<<<<

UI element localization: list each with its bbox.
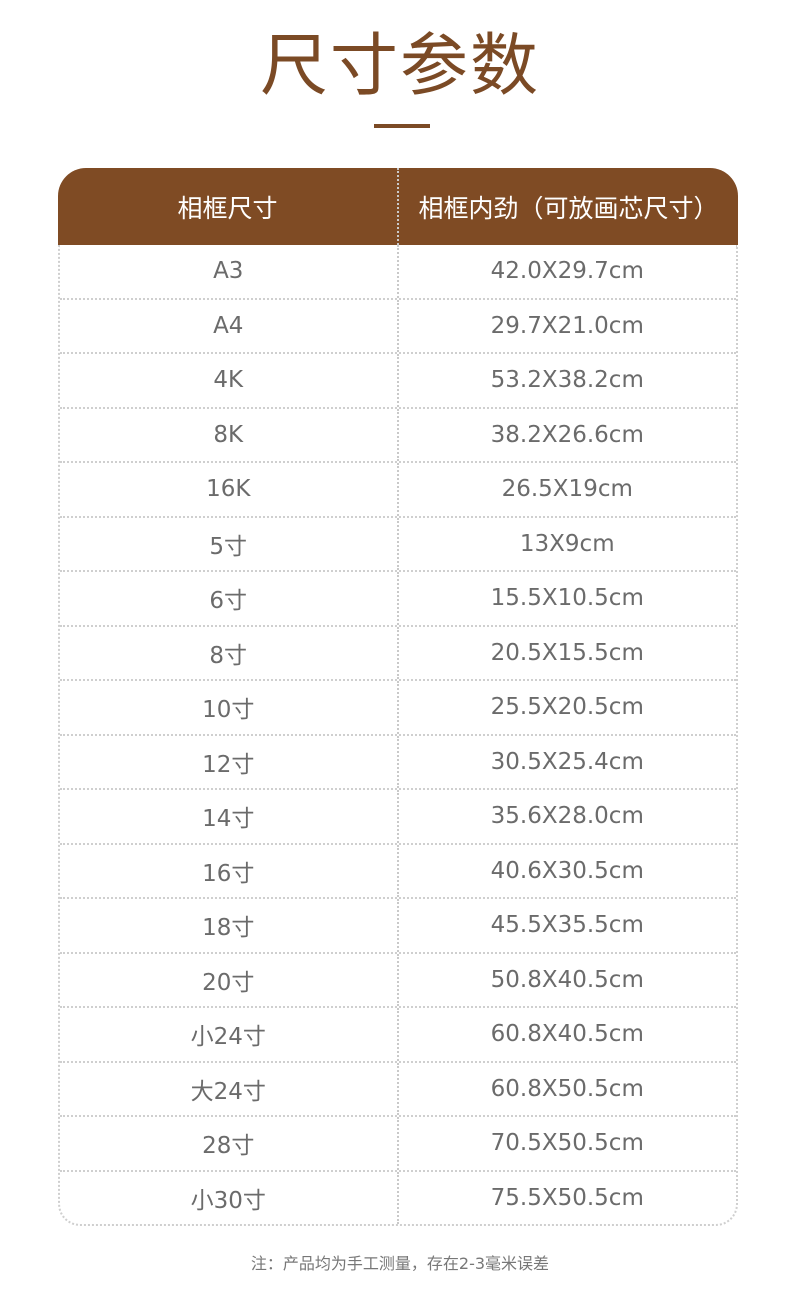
- table-row: 14寸 35.6X28.0cm: [60, 790, 736, 845]
- cell-inner-size: 15.5X10.5cm: [396, 572, 737, 625]
- cell-frame-size: A4: [213, 312, 244, 339]
- table-body: A3 42.0X29.7cm A4 29.7X21.0cm 4K 53.2X38.2cm 8…: [58, 245, 738, 1226]
- cell-inner-size: 30.5X25.4cm: [396, 735, 737, 788]
- size-table: 相框尺寸 相框内劲（可放画芯尺寸） A3 42.0X29.7cm A4 29.7X21…: [58, 168, 738, 1226]
- cell-frame-size: 16K: [206, 476, 251, 503]
- cell-frame-size: 20寸: [202, 969, 255, 996]
- cell-inner-size: 42.0X29.7cm: [396, 245, 737, 298]
- cell-frame-size: 14寸: [202, 806, 255, 833]
- cell-frame-size: 小24寸: [190, 1024, 266, 1051]
- table-row: 8K 38.2X26.6cm: [60, 408, 737, 463]
- cell-inner-size: 35.6X28.0cm: [396, 790, 737, 843]
- cell-frame-size: 大24寸: [190, 1078, 266, 1105]
- cell-inner-size: 53.2X38.2cm: [396, 354, 737, 407]
- table-row: A3 42.0X29.7cm: [60, 245, 736, 300]
- cell-frame-size: 8K: [213, 421, 244, 448]
- table-row: A4 29.7X21.0cm: [60, 299, 737, 354]
- cell-inner-size: 50.8X40.5cm: [396, 953, 737, 1006]
- cell-frame-size: 8寸: [209, 642, 248, 669]
- cell-frame-size: 28寸: [202, 1133, 255, 1160]
- title-divider: [374, 124, 430, 128]
- cell-inner-size: 70.5X50.5cm: [396, 1117, 737, 1170]
- table-row: 8寸 20.5X15.5cm: [60, 626, 737, 681]
- table-row: 20寸 50.8X40.5cm: [60, 953, 737, 1008]
- table-header: 相框尺寸 相框内劲（可放画芯尺寸）: [58, 168, 738, 245]
- table-row: 5寸 13X9cm: [60, 517, 737, 572]
- cell-inner-size: 45.5X35.5cm: [396, 899, 737, 952]
- cell-frame-size: 6寸: [209, 588, 248, 615]
- table-row: 28寸 70.5X50.5cm: [60, 1117, 736, 1172]
- cell-frame-size: 5寸: [209, 533, 248, 560]
- cell-inner-size: 25.5X20.5cm: [396, 681, 737, 734]
- cell-inner-size: 60.8X40.5cm: [396, 1008, 737, 1061]
- table-row: 小24寸 60.8X40.5cm: [60, 1008, 736, 1063]
- cell-inner-size: 29.7X21.0cm: [396, 299, 737, 352]
- table-row: 16寸 40.6X30.5cm: [60, 844, 737, 899]
- cell-frame-size: 10寸: [202, 697, 255, 724]
- cell-inner-size: 26.5X19cm: [396, 463, 737, 516]
- cell-inner-size: 75.5X50.5cm: [396, 1171, 737, 1224]
- cell-inner-size: 60.8X50.5cm: [396, 1062, 737, 1115]
- table-row: 10寸 25.5X20.5cm: [60, 681, 736, 736]
- cell-inner-size: 40.6X30.5cm: [396, 844, 737, 897]
- cell-inner-size: 13X9cm: [396, 517, 737, 570]
- header-frame-size: 相框尺寸: [177, 193, 278, 223]
- cell-frame-size: 16寸: [202, 860, 255, 887]
- cell-frame-size: 小30寸: [190, 1187, 266, 1214]
- cell-frame-size: 4K: [213, 367, 244, 394]
- table-row: 12寸 30.5X25.4cm: [60, 735, 737, 790]
- table-row: 大24寸 60.8X50.5cm: [60, 1062, 737, 1117]
- page-title: 尺寸参数: [259, 27, 540, 106]
- footnote: 注：产品均为手工测量，存在2-3毫米误差: [250, 1254, 550, 1273]
- table-row: 小30寸 75.5X50.5cm: [60, 1171, 737, 1224]
- cell-inner-size: 38.2X26.6cm: [396, 408, 737, 461]
- cell-inner-size: 20.5X15.5cm: [396, 626, 737, 679]
- table-row: 6寸 15.5X10.5cm: [60, 572, 736, 627]
- header-inner-size: 相框内劲（可放画芯尺寸）: [397, 168, 738, 245]
- cell-frame-size: 18寸: [202, 915, 255, 942]
- table-row: 4K 53.2X38.2cm: [60, 354, 736, 409]
- cell-frame-size: A3: [213, 258, 244, 285]
- table-row: 18寸 45.5X35.5cm: [60, 899, 736, 954]
- table-row: 16K 26.5X19cm: [60, 463, 736, 518]
- cell-frame-size: 12寸: [202, 751, 255, 778]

>>>>

#### Task to carry out:
Copy the rows above word for word, omitting the picture.

#### Result:
UI element localization: list each with its bbox.
- table-row: 14寸 35.6X28.0cm: [60, 790, 736, 845]
- cell-inner-size: 15.5X10.5cm: [396, 572, 737, 625]
- cell-frame-size: A4: [213, 312, 244, 339]
- table-body: A3 42.0X29.7cm A4 29.7X21.0cm 4K 53.2X38.2cm 8…: [58, 245, 738, 1226]
- cell-inner-size: 30.5X25.4cm: [396, 735, 737, 788]
- size-table: 相框尺寸 相框内劲（可放画芯尺寸） A3 42.0X29.7cm A4 29.7X21…: [58, 168, 738, 1226]
- cell-frame-size: 16K: [206, 476, 251, 503]
- cell-frame-size: 20寸: [202, 969, 255, 996]
- cell-inner-size: 42.0X29.7cm: [396, 245, 737, 298]
- cell-frame-size: 14寸: [202, 806, 255, 833]
- cell-frame-size: 小24寸: [190, 1024, 266, 1051]
- table-row: 8K 38.2X26.6cm: [60, 408, 737, 463]
- cell-inner-size: 35.6X28.0cm: [396, 790, 737, 843]
- cell-frame-size: 大24寸: [190, 1078, 266, 1105]
- cell-inner-size: 53.2X38.2cm: [396, 354, 737, 407]
- table-row: A3 42.0X29.7cm: [60, 245, 736, 300]
- cell-frame-size: 8K: [213, 421, 244, 448]
- table-row: A4 29.7X21.0cm: [60, 299, 737, 354]
- cell-inner-size: 50.8X40.5cm: [396, 953, 737, 1006]
- cell-frame-size: 8寸: [209, 642, 248, 669]
- cell-frame-size: 28寸: [202, 1133, 255, 1160]
- title-divider: [374, 124, 430, 128]
- cell-inner-size: 70.5X50.5cm: [396, 1117, 737, 1170]
- table-row: 8寸 20.5X15.5cm: [60, 626, 737, 681]
- table-row: 20寸 50.8X40.5cm: [60, 953, 737, 1008]
- table-header: 相框尺寸 相框内劲（可放画芯尺寸）: [58, 168, 738, 245]
- table-row: 5寸 13X9cm: [60, 517, 737, 572]
- cell-inner-size: 45.5X35.5cm: [396, 899, 737, 952]
- cell-frame-size: 6寸: [209, 588, 248, 615]
- table-row: 28寸 70.5X50.5cm: [60, 1117, 736, 1172]
- cell-frame-size: 5寸: [209, 533, 248, 560]
- cell-inner-size: 25.5X20.5cm: [396, 681, 737, 734]
- cell-inner-size: 60.8X40.5cm: [396, 1008, 737, 1061]
- table-row: 小24寸 60.8X40.5cm: [60, 1008, 736, 1063]
- cell-inner-size: 29.7X21.0cm: [396, 299, 737, 352]
- table-row: 16寸 40.6X30.5cm: [60, 844, 737, 899]
- cell-frame-size: 10寸: [202, 697, 255, 724]
- cell-inner-size: 26.5X19cm: [396, 463, 737, 516]
- cell-inner-size: 75.5X50.5cm: [396, 1171, 737, 1224]
- cell-inner-size: 60.8X50.5cm: [396, 1062, 737, 1115]
- table-row: 10寸 25.5X20.5cm: [60, 681, 736, 736]
- cell-inner-size: 40.6X30.5cm: [396, 844, 737, 897]
- cell-inner-size: 13X9cm: [396, 517, 737, 570]
- header-frame-size: 相框尺寸: [177, 193, 278, 223]
- cell-frame-size: 16寸: [202, 860, 255, 887]
- cell-frame-size: 小30寸: [190, 1187, 266, 1214]
- cell-frame-size: 4K: [213, 367, 244, 394]
- table-row: 12寸 30.5X25.4cm: [60, 735, 737, 790]
- table-row: 大24寸 60.8X50.5cm: [60, 1062, 737, 1117]
- page-title: 尺寸参数: [259, 27, 540, 106]
- footnote: 注：产品均为手工测量，存在2-3毫米误差: [250, 1254, 550, 1273]
- table-row: 小30寸 75.5X50.5cm: [60, 1171, 737, 1224]
- cell-inner-size: 38.2X26.6cm: [396, 408, 737, 461]
- cell-inner-size: 20.5X15.5cm: [396, 626, 737, 679]
- table-row: 6寸 15.5X10.5cm: [60, 572, 736, 627]
- header-inner-size: 相框内劲（可放画芯尺寸）: [397, 168, 738, 245]
- cell-frame-size: 18寸: [202, 915, 255, 942]
- table-row: 4K 53.2X38.2cm: [60, 354, 736, 409]
- cell-frame-size: A3: [213, 258, 244, 285]
- table-row: 18寸 45.5X35.5cm: [60, 899, 736, 954]
- table-row: 16K 26.5X19cm: [60, 463, 736, 518]
- cell-frame-size: 12寸: [202, 751, 255, 778]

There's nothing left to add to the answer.